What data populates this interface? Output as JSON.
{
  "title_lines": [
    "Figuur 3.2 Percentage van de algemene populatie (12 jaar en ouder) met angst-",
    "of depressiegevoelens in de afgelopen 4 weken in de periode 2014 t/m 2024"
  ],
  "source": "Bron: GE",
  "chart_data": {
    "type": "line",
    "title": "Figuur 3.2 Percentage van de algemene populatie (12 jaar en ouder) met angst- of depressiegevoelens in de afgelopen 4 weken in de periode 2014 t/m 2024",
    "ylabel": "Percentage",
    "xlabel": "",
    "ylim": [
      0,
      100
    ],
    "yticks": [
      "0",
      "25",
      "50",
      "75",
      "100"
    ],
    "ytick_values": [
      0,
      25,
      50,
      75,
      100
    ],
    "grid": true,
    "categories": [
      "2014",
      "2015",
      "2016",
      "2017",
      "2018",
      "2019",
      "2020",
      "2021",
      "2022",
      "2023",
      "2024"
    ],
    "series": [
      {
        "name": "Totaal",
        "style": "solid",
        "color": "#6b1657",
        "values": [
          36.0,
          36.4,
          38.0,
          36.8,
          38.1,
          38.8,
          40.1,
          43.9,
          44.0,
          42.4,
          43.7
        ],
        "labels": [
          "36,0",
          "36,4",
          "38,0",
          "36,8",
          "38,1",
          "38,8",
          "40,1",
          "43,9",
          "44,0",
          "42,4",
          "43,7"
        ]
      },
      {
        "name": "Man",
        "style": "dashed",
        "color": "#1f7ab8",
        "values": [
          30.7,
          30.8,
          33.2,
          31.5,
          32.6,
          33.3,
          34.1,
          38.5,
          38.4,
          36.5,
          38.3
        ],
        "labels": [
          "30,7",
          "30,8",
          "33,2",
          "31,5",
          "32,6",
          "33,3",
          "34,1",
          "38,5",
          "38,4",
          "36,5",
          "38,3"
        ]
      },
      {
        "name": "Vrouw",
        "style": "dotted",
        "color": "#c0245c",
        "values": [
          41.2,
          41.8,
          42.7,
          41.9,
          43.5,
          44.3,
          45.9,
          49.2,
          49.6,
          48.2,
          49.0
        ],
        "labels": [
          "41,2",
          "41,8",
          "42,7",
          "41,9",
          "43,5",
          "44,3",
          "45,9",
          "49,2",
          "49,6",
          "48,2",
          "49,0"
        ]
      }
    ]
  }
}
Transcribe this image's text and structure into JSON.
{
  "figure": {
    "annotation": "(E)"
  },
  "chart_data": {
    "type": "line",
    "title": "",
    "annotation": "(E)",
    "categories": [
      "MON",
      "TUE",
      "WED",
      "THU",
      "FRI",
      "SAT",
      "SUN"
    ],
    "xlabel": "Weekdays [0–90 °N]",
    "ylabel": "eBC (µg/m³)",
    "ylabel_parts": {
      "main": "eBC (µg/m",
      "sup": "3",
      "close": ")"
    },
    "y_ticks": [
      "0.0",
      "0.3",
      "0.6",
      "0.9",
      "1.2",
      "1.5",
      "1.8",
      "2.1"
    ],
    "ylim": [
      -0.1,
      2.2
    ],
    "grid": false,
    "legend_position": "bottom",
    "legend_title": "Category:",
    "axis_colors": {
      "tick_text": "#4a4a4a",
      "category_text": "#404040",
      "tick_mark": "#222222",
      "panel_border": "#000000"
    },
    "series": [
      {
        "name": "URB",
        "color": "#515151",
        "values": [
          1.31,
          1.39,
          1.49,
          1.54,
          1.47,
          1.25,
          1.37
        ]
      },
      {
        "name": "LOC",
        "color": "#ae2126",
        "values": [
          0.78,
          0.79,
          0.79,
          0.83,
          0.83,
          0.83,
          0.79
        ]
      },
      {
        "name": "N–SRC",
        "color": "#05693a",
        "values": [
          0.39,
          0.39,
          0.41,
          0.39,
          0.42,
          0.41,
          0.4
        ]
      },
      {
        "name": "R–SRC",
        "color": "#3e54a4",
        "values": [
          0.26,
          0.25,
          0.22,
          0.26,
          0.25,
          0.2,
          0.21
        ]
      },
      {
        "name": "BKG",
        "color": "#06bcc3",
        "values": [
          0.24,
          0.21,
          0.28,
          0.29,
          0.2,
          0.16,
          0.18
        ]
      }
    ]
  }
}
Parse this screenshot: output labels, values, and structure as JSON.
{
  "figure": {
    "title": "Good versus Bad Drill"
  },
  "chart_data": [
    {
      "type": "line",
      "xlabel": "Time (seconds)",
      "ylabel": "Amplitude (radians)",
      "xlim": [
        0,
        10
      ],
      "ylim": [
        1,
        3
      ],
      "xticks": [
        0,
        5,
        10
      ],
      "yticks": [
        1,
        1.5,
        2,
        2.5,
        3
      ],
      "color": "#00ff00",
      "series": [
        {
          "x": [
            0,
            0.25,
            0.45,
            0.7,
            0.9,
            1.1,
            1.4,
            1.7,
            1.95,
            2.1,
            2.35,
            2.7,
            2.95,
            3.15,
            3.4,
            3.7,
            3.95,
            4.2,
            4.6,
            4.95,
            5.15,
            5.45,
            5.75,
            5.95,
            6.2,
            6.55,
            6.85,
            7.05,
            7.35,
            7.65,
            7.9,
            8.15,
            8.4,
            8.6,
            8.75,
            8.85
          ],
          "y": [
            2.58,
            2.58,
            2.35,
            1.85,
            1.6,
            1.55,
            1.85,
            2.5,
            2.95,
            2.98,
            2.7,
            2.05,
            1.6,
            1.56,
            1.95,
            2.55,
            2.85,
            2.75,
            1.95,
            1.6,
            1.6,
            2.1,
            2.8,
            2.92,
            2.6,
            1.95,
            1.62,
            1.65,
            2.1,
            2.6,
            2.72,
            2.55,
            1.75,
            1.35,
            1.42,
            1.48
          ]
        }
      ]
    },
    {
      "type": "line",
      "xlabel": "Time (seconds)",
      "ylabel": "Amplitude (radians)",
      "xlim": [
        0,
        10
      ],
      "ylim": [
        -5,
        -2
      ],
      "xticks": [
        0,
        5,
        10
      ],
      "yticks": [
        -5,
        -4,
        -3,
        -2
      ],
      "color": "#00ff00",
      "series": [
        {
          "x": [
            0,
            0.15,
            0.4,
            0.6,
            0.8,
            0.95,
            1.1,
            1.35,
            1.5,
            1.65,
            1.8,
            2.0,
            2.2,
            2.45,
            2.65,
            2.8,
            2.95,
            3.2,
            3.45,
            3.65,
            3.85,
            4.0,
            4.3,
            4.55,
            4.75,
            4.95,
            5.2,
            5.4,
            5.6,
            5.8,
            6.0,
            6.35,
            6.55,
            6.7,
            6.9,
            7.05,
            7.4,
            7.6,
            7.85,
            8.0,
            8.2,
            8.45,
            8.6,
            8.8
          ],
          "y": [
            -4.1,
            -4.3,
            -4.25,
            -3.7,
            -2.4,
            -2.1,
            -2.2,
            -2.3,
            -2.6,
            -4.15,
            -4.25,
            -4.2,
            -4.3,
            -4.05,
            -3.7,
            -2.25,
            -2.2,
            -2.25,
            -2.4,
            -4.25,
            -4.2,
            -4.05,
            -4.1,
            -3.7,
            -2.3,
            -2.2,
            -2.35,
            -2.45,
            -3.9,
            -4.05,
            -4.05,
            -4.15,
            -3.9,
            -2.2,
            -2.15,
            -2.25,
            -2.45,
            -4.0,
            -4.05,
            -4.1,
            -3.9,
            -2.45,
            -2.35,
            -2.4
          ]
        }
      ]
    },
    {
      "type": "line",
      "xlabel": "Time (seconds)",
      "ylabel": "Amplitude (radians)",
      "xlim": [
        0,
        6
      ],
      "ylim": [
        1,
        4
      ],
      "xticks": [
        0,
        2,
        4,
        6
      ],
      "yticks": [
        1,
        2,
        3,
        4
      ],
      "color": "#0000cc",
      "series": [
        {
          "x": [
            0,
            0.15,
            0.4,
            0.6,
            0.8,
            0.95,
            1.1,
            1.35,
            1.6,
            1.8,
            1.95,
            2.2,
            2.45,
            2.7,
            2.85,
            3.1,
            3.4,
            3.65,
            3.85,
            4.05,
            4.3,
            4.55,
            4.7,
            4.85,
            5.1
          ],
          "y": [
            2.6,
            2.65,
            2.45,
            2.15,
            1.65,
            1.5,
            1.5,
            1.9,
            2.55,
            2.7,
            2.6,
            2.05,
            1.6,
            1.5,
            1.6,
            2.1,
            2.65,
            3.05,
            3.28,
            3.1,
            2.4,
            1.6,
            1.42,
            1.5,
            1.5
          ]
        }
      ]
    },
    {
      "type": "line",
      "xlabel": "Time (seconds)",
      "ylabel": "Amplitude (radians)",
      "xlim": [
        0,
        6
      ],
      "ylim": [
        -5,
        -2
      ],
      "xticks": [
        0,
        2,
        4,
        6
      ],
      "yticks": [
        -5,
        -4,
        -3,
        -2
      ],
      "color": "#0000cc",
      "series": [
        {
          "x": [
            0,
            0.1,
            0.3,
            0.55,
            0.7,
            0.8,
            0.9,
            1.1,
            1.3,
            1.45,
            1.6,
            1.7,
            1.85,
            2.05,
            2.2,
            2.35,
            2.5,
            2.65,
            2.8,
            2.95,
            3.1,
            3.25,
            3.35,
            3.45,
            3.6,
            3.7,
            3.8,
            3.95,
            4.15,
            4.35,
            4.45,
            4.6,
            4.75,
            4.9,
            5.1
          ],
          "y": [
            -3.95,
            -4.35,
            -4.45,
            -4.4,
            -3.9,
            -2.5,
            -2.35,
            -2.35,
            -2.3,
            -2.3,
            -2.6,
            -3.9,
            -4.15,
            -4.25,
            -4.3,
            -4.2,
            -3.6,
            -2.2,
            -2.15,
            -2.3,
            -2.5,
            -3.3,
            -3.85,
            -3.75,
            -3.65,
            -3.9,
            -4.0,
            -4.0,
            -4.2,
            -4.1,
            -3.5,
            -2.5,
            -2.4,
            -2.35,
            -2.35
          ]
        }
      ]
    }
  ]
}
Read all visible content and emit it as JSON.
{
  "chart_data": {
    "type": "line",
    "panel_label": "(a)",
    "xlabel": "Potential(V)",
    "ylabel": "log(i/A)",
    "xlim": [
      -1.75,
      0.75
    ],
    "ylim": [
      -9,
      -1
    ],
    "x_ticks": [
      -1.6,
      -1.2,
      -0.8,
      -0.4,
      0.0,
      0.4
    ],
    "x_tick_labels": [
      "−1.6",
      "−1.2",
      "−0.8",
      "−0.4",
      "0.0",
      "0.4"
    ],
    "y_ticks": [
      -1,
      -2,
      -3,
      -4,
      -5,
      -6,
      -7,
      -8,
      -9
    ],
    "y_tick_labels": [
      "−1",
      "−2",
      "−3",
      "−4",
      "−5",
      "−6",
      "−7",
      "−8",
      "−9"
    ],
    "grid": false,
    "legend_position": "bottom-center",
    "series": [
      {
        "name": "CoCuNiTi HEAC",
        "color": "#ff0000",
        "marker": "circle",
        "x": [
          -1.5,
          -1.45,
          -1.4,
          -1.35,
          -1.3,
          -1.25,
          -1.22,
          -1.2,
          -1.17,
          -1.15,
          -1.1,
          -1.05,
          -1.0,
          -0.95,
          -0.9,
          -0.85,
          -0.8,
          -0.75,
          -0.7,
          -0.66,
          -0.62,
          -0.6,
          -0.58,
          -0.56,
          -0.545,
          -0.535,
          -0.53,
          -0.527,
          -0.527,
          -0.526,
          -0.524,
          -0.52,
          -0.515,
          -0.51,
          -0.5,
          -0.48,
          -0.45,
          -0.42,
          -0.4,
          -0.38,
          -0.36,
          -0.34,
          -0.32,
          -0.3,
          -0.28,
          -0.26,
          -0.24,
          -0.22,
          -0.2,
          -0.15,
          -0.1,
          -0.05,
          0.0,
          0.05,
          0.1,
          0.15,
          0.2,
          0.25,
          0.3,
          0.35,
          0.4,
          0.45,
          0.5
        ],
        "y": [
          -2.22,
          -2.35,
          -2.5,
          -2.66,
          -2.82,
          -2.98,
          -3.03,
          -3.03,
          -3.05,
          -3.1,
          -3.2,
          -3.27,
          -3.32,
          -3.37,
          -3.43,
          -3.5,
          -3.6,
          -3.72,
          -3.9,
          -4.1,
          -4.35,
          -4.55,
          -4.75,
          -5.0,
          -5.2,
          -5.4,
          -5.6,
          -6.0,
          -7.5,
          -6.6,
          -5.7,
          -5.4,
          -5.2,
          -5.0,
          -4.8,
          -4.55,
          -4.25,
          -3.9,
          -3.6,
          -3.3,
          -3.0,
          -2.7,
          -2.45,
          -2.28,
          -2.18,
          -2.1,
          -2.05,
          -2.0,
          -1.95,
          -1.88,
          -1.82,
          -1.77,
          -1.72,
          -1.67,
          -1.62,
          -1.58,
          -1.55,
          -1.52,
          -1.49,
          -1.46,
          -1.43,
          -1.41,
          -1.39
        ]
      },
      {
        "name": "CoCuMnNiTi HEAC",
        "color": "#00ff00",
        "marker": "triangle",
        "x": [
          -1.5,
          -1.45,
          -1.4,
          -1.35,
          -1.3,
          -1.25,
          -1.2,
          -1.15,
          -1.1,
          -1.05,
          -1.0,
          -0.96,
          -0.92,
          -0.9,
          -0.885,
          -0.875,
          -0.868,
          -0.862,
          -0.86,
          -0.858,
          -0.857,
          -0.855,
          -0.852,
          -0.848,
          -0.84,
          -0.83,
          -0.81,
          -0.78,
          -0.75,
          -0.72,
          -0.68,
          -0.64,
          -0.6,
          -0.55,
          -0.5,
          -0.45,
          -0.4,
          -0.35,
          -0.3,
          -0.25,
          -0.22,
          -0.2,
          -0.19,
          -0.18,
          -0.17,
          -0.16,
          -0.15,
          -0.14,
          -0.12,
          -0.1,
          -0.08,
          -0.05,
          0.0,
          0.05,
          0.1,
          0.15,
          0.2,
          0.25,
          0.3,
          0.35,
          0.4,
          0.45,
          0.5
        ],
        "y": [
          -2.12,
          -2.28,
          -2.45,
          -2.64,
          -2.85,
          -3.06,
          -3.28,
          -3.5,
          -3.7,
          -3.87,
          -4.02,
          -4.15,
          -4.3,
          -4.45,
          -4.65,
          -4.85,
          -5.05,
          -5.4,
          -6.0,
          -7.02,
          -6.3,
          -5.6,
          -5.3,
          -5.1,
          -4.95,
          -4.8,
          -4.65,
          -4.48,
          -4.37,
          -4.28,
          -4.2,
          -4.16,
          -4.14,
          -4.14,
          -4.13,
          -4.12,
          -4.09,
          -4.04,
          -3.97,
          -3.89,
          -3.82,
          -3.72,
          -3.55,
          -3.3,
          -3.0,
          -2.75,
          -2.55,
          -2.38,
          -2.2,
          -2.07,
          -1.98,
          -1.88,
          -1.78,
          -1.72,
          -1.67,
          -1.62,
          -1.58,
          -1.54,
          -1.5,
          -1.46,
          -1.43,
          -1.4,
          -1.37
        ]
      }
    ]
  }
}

......

SHORT EXERCISE: State, as a number only, how many lines in the entries include "depressiegevoelens".

THE OUTPUT: 2